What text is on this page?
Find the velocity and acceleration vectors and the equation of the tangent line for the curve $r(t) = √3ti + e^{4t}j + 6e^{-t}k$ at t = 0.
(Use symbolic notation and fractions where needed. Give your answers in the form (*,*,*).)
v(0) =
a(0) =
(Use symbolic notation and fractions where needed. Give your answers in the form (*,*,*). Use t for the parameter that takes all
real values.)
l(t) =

---*---

- **Exercise directions**
Make a list of all lines in the data that contain "fractions".

- **Expected answer**
(Use symbolic notation and fractions where needed. Give your answers in the form (*,*,*).)
(Use symbolic notation and fractions where needed. Give your answers in the form (*,*,*). Use t for the parameter that takes all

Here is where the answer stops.